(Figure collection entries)

----------------

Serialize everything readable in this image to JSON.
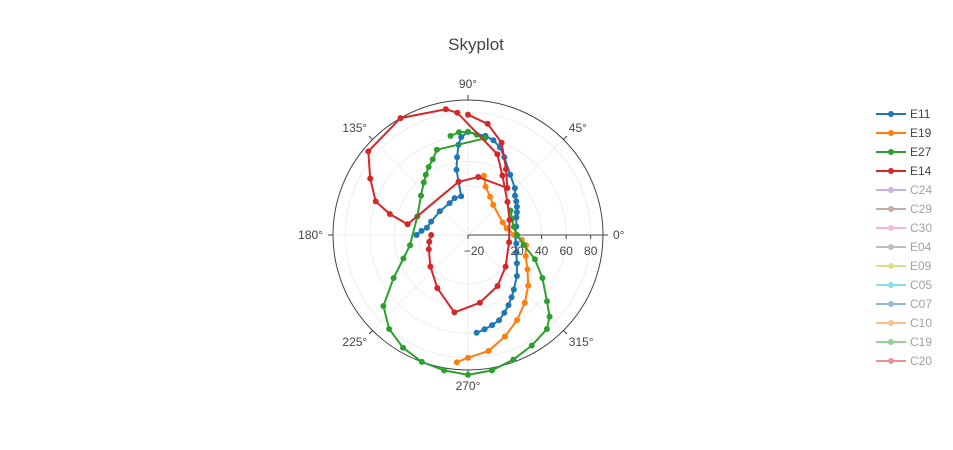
{
  "chart_data": {
    "type": "scatter",
    "subtype": "polar-skyplot",
    "title": "Skyplot",
    "angular_axis": {
      "direction": "counterclockwise",
      "rotation_deg": 0,
      "tick_labels": [
        "0°",
        "45°",
        "90°",
        "135°",
        "180°",
        "225°",
        "270°",
        "315°"
      ],
      "tick_values_deg": [
        0,
        45,
        90,
        135,
        180,
        225,
        270,
        315
      ]
    },
    "radial_axis": {
      "range": [
        -20,
        90
      ],
      "tick_values": [
        -20,
        20,
        40,
        60,
        80
      ],
      "tick_labels": [
        "−20",
        "20",
        "40",
        "60",
        "80"
      ]
    },
    "grid": true,
    "legend_position": "right",
    "series": [
      {
        "name": "E11",
        "color": "#1f77b4",
        "visible": true,
        "points": [
          [
            180,
            22
          ],
          [
            175,
            18
          ],
          [
            170,
            14
          ],
          [
            160,
            12
          ],
          [
            140,
            10
          ],
          [
            120,
            10
          ],
          [
            110,
            12
          ],
          [
            100,
            12
          ],
          [
            100,
            24
          ],
          [
            100,
            34
          ],
          [
            98,
            44
          ],
          [
            96,
            54
          ],
          [
            94,
            60
          ],
          [
            90,
            64
          ],
          [
            80,
            62
          ],
          [
            75,
            60
          ],
          [
            70,
            56
          ],
          [
            65,
            50
          ],
          [
            55,
            40
          ],
          [
            45,
            34
          ],
          [
            40,
            30
          ],
          [
            35,
            28
          ],
          [
            30,
            26
          ],
          [
            25,
            24
          ],
          [
            20,
            22
          ],
          [
            10,
            20
          ],
          [
            0,
            18
          ],
          [
            -10,
            20
          ],
          [
            -20,
            22
          ],
          [
            -30,
            26
          ],
          [
            -40,
            32
          ],
          [
            -50,
            38
          ],
          [
            -55,
            42
          ],
          [
            -60,
            46
          ],
          [
            -65,
            50
          ],
          [
            -70,
            54
          ],
          [
            -75,
            56
          ],
          [
            -80,
            58
          ],
          [
            -85,
            60
          ]
        ]
      },
      {
        "name": "E19",
        "color": "#ff7f0e",
        "visible": true,
        "points": [
          [
            75,
            30
          ],
          [
            70,
            22
          ],
          [
            60,
            16
          ],
          [
            50,
            12
          ],
          [
            20,
            10
          ],
          [
            10,
            12
          ],
          [
            0,
            18
          ],
          [
            -5,
            24
          ],
          [
            -10,
            28
          ],
          [
            -20,
            30
          ],
          [
            -30,
            36
          ],
          [
            -40,
            44
          ],
          [
            -50,
            52
          ],
          [
            -60,
            60
          ],
          [
            -70,
            68
          ],
          [
            -80,
            76
          ],
          [
            -90,
            80
          ],
          [
            -95,
            84
          ]
        ]
      },
      {
        "name": "E27",
        "color": "#2ca02c",
        "visible": true,
        "points": [
          [
            100,
            62
          ],
          [
            95,
            64
          ],
          [
            90,
            64
          ],
          [
            85,
            62
          ],
          [
            80,
            60
          ],
          [
            110,
            54
          ],
          [
            115,
            48
          ],
          [
            120,
            44
          ],
          [
            125,
            40
          ],
          [
            130,
            36
          ],
          [
            140,
            30
          ],
          [
            160,
            24
          ],
          [
            190,
            28
          ],
          [
            200,
            36
          ],
          [
            210,
            50
          ],
          [
            220,
            70
          ],
          [
            230,
            80
          ],
          [
            240,
            86
          ],
          [
            250,
            90
          ],
          [
            260,
            92
          ],
          [
            270,
            94
          ],
          [
            280,
            92
          ],
          [
            290,
            88
          ],
          [
            300,
            84
          ],
          [
            310,
            80
          ],
          [
            315,
            74
          ],
          [
            320,
            64
          ],
          [
            330,
            50
          ],
          [
            340,
            38
          ],
          [
            350,
            26
          ],
          [
            0,
            20
          ],
          [
            10,
            18
          ],
          [
            20,
            18
          ],
          [
            30,
            20
          ]
        ]
      },
      {
        "name": "E14",
        "color": "#d62728",
        "visible": true,
        "points": [
          [
            90,
            78
          ],
          [
            80,
            72
          ],
          [
            70,
            60
          ],
          [
            60,
            42
          ],
          [
            50,
            30
          ],
          [
            80,
            28
          ],
          [
            100,
            24
          ],
          [
            170,
            30
          ],
          [
            165,
            46
          ],
          [
            160,
            60
          ],
          [
            150,
            72
          ],
          [
            140,
            86
          ],
          [
            120,
            90
          ],
          [
            100,
            84
          ],
          [
            95,
            80
          ],
          [
            70,
            50
          ],
          [
            60,
            36
          ],
          [
            40,
            22
          ],
          [
            20,
            16
          ],
          [
            350,
            14
          ],
          [
            320,
            20
          ],
          [
            300,
            28
          ],
          [
            280,
            36
          ],
          [
            260,
            44
          ],
          [
            240,
            30
          ],
          [
            220,
            20
          ],
          [
            200,
            14
          ],
          [
            190,
            12
          ],
          [
            180,
            10
          ]
        ]
      },
      {
        "name": "C24",
        "color": "#9467bd",
        "visible": false,
        "points": []
      },
      {
        "name": "C29",
        "color": "#8c564b",
        "visible": false,
        "points": []
      },
      {
        "name": "C30",
        "color": "#e377c2",
        "visible": false,
        "points": []
      },
      {
        "name": "E04",
        "color": "#7f7f7f",
        "visible": false,
        "points": []
      },
      {
        "name": "E09",
        "color": "#bcbd22",
        "visible": false,
        "points": []
      },
      {
        "name": "C05",
        "color": "#17becf",
        "visible": false,
        "points": []
      },
      {
        "name": "C07",
        "color": "#1f77b4",
        "visible": false,
        "points": []
      },
      {
        "name": "C10",
        "color": "#ff7f0e",
        "visible": false,
        "points": []
      },
      {
        "name": "C19",
        "color": "#2ca02c",
        "visible": false,
        "points": []
      },
      {
        "name": "C20",
        "color": "#d62728",
        "visible": false,
        "points": []
      }
    ]
  }
}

----------------

#### DO THIS
Retype all the records shown above, character for character. Omit every picture.

#### RESPONSE TO THE EXERCISE
Serialize everything readable in this image to JSON.
{
  "chart_data": {
    "type": "scatter",
    "subtype": "polar-skyplot",
    "title": "Skyplot",
    "angular_axis": {
      "direction": "counterclockwise",
      "rotation_deg": 0,
      "tick_labels": [
        "0°",
        "45°",
        "90°",
        "135°",
        "180°",
        "225°",
        "270°",
        "315°"
      ],
      "tick_values_deg": [
        0,
        45,
        90,
        135,
        180,
        225,
        270,
        315
      ]
    },
    "radial_axis": {
      "range": [
        -20,
        90
      ],
      "tick_values": [
        -20,
        20,
        40,
        60,
        80
      ],
      "tick_labels": [
        "−20",
        "20",
        "40",
        "60",
        "80"
      ]
    },
    "grid": true,
    "legend_position": "right",
    "series": [
      {
        "name": "E11",
        "color": "#1f77b4",
        "visible": true,
        "points": [
          [
            180,
            22
          ],
          [
            175,
            18
          ],
          [
            170,
            14
          ],
          [
            160,
            12
          ],
          [
            140,
            10
          ],
          [
            120,
            10
          ],
          [
            110,
            12
          ],
          [
            100,
            12
          ],
          [
            100,
            24
          ],
          [
            100,
            34
          ],
          [
            98,
            44
          ],
          [
            96,
            54
          ],
          [
            94,
            60
          ],
          [
            90,
            64
          ],
          [
            80,
            62
          ],
          [
            75,
            60
          ],
          [
            70,
            56
          ],
          [
            65,
            50
          ],
          [
            55,
            40
          ],
          [
            45,
            34
          ],
          [
            40,
            30
          ],
          [
            35,
            28
          ],
          [
            30,
            26
          ],
          [
            25,
            24
          ],
          [
            20,
            22
          ],
          [
            10,
            20
          ],
          [
            0,
            18
          ],
          [
            -10,
            20
          ],
          [
            -20,
            22
          ],
          [
            -30,
            26
          ],
          [
            -40,
            32
          ],
          [
            -50,
            38
          ],
          [
            -55,
            42
          ],
          [
            -60,
            46
          ],
          [
            -65,
            50
          ],
          [
            -70,
            54
          ],
          [
            -75,
            56
          ],
          [
            -80,
            58
          ],
          [
            -85,
            60
          ]
        ]
      },
      {
        "name": "E19",
        "color": "#ff7f0e",
        "visible": true,
        "points": [
          [
            75,
            30
          ],
          [
            70,
            22
          ],
          [
            60,
            16
          ],
          [
            50,
            12
          ],
          [
            20,
            10
          ],
          [
            10,
            12
          ],
          [
            0,
            18
          ],
          [
            -5,
            24
          ],
          [
            -10,
            28
          ],
          [
            -20,
            30
          ],
          [
            -30,
            36
          ],
          [
            -40,
            44
          ],
          [
            -50,
            52
          ],
          [
            -60,
            60
          ],
          [
            -70,
            68
          ],
          [
            -80,
            76
          ],
          [
            -90,
            80
          ],
          [
            -95,
            84
          ]
        ]
      },
      {
        "name": "E27",
        "color": "#2ca02c",
        "visible": true,
        "points": [
          [
            100,
            62
          ],
          [
            95,
            64
          ],
          [
            90,
            64
          ],
          [
            85,
            62
          ],
          [
            80,
            60
          ],
          [
            110,
            54
          ],
          [
            115,
            48
          ],
          [
            120,
            44
          ],
          [
            125,
            40
          ],
          [
            130,
            36
          ],
          [
            140,
            30
          ],
          [
            160,
            24
          ],
          [
            190,
            28
          ],
          [
            200,
            36
          ],
          [
            210,
            50
          ],
          [
            220,
            70
          ],
          [
            230,
            80
          ],
          [
            240,
            86
          ],
          [
            250,
            90
          ],
          [
            260,
            92
          ],
          [
            270,
            94
          ],
          [
            280,
            92
          ],
          [
            290,
            88
          ],
          [
            300,
            84
          ],
          [
            310,
            80
          ],
          [
            315,
            74
          ],
          [
            320,
            64
          ],
          [
            330,
            50
          ],
          [
            340,
            38
          ],
          [
            350,
            26
          ],
          [
            0,
            20
          ],
          [
            10,
            18
          ],
          [
            20,
            18
          ],
          [
            30,
            20
          ]
        ]
      },
      {
        "name": "E14",
        "color": "#d62728",
        "visible": true,
        "points": [
          [
            90,
            78
          ],
          [
            80,
            72
          ],
          [
            70,
            60
          ],
          [
            60,
            42
          ],
          [
            50,
            30
          ],
          [
            80,
            28
          ],
          [
            100,
            24
          ],
          [
            170,
            30
          ],
          [
            165,
            46
          ],
          [
            160,
            60
          ],
          [
            150,
            72
          ],
          [
            140,
            86
          ],
          [
            120,
            90
          ],
          [
            100,
            84
          ],
          [
            95,
            80
          ],
          [
            70,
            50
          ],
          [
            60,
            36
          ],
          [
            40,
            22
          ],
          [
            20,
            16
          ],
          [
            350,
            14
          ],
          [
            320,
            20
          ],
          [
            300,
            28
          ],
          [
            280,
            36
          ],
          [
            260,
            44
          ],
          [
            240,
            30
          ],
          [
            220,
            20
          ],
          [
            200,
            14
          ],
          [
            190,
            12
          ],
          [
            180,
            10
          ]
        ]
      },
      {
        "name": "C24",
        "color": "#9467bd",
        "visible": false,
        "points": []
      },
      {
        "name": "C29",
        "color": "#8c564b",
        "visible": false,
        "points": []
      },
      {
        "name": "C30",
        "color": "#e377c2",
        "visible": false,
        "points": []
      },
      {
        "name": "E04",
        "color": "#7f7f7f",
        "visible": false,
        "points": []
      },
      {
        "name": "E09",
        "color": "#bcbd22",
        "visible": false,
        "points": []
      },
      {
        "name": "C05",
        "color": "#17becf",
        "visible": false,
        "points": []
      },
      {
        "name": "C07",
        "color": "#1f77b4",
        "visible": false,
        "points": []
      },
      {
        "name": "C10",
        "color": "#ff7f0e",
        "visible": false,
        "points": []
      },
      {
        "name": "C19",
        "color": "#2ca02c",
        "visible": false,
        "points": []
      },
      {
        "name": "C20",
        "color": "#d62728",
        "visible": false,
        "points": []
      }
    ]
  }
}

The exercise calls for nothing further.